- **OBJECTIVE**: Copy exactly the lines from the "Transcribe the text in this document." line to the end, both included, and nothing else.

>>>>

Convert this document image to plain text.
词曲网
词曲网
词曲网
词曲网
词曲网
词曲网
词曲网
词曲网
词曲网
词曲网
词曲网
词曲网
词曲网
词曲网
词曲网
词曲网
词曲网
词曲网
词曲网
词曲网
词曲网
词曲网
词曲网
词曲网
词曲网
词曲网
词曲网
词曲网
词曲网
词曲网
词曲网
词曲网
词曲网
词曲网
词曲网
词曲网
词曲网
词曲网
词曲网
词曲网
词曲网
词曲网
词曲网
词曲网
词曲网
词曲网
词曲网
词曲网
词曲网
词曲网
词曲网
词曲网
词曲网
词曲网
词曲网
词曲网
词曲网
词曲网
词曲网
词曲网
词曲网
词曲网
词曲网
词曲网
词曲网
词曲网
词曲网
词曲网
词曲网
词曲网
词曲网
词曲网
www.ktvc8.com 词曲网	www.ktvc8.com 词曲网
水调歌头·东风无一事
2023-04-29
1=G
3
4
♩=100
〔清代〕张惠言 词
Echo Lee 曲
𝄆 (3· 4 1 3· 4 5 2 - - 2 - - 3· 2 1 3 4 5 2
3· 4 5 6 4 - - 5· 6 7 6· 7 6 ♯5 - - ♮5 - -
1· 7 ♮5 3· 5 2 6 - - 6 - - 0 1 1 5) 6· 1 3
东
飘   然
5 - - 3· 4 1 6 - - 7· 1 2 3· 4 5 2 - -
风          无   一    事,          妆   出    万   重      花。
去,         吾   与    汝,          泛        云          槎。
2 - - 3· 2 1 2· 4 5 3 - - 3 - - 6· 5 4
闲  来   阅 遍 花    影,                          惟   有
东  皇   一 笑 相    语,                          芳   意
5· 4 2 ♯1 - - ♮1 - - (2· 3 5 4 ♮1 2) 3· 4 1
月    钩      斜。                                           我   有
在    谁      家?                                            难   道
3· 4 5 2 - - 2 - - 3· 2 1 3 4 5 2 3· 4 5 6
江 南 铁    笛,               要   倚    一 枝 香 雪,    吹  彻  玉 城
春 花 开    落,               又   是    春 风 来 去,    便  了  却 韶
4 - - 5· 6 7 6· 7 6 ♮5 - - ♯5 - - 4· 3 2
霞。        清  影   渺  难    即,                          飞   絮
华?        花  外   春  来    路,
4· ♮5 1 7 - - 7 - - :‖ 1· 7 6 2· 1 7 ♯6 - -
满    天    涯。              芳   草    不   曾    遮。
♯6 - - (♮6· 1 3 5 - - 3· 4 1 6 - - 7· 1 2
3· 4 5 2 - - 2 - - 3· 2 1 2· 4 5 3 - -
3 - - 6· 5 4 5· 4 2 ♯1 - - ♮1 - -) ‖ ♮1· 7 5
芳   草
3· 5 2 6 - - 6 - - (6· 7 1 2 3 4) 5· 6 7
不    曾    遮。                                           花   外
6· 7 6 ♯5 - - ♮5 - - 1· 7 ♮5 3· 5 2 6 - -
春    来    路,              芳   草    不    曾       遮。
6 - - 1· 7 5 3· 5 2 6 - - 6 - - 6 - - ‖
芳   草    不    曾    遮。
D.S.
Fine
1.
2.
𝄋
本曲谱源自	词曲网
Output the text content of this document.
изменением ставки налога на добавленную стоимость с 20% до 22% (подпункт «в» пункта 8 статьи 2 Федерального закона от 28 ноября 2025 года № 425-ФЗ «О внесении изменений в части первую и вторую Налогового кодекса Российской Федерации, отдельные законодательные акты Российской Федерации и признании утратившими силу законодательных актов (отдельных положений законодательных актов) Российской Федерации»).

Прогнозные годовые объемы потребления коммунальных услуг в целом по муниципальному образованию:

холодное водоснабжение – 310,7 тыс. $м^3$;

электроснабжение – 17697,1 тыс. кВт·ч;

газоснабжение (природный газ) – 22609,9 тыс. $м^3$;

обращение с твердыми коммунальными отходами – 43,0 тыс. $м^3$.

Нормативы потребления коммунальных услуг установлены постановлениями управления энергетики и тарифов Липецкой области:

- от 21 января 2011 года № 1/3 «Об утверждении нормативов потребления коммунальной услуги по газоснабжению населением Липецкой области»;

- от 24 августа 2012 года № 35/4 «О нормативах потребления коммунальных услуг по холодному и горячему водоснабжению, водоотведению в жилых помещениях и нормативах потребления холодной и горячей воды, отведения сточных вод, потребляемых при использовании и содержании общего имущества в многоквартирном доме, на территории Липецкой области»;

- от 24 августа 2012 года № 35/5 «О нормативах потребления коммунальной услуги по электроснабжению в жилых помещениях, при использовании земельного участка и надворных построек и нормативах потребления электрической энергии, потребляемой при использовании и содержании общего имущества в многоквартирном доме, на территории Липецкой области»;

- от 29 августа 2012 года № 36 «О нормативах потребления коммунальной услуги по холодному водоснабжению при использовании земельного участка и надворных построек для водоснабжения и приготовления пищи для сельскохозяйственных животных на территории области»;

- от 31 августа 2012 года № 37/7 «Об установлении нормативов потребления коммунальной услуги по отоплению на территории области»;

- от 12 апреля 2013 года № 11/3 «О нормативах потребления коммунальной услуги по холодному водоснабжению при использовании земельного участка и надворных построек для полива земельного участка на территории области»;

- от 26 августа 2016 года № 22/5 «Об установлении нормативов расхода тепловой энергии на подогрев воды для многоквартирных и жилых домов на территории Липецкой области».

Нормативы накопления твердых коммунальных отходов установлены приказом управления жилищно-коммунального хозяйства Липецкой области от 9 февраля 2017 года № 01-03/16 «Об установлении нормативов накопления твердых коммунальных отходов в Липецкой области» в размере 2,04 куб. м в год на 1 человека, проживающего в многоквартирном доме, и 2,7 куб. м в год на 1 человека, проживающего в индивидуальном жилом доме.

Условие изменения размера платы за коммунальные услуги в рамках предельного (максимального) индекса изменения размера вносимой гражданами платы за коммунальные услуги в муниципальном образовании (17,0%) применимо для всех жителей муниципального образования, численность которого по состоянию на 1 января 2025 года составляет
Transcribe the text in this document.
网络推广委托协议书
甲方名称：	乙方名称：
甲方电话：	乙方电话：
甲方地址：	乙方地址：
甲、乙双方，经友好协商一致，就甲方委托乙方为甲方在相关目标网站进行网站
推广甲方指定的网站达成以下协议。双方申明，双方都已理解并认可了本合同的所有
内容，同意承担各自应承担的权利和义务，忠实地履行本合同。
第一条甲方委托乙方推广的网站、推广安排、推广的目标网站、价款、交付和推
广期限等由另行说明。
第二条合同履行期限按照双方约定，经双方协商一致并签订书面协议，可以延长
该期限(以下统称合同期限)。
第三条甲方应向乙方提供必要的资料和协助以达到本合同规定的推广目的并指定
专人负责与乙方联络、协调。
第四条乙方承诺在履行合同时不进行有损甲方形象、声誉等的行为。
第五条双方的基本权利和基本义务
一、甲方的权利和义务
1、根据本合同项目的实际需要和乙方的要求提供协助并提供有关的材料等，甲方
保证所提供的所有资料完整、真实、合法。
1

<<<<

- **WORKED SOLUTION**:
Transcribe the text in this document.
网络推广委托协议书
甲方名称：	乙方名称：
甲方电话：	乙方电话：
甲方地址：	乙方地址：
甲、乙双方，经友好协商一致，就甲方委托乙方为甲方在相关目标网站进行网站
推广甲方指定的网站达成以下协议。双方申明，双方都已理解并认可了本合同的所有
内容，同意承担各自应承担的权利和义务，忠实地履行本合同。
第一条甲方委托乙方推广的网站、推广安排、推广的目标网站、价款、交付和推
广期限等由另行说明。
第二条合同履行期限按照双方约定，经双方协商一致并签订书面协议，可以延长
该期限(以下统称合同期限)。
第三条甲方应向乙方提供必要的资料和协助以达到本合同规定的推广目的并指定
专人负责与乙方联络、协调。
第四条乙方承诺在履行合同时不进行有损甲方形象、声誉等的行为。
第五条双方的基本权利和基本义务
一、甲方的权利和义务
1、根据本合同项目的实际需要和乙方的要求提供协助并提供有关的材料等，甲方
保证所提供的所有资料完整、真实、合法。
1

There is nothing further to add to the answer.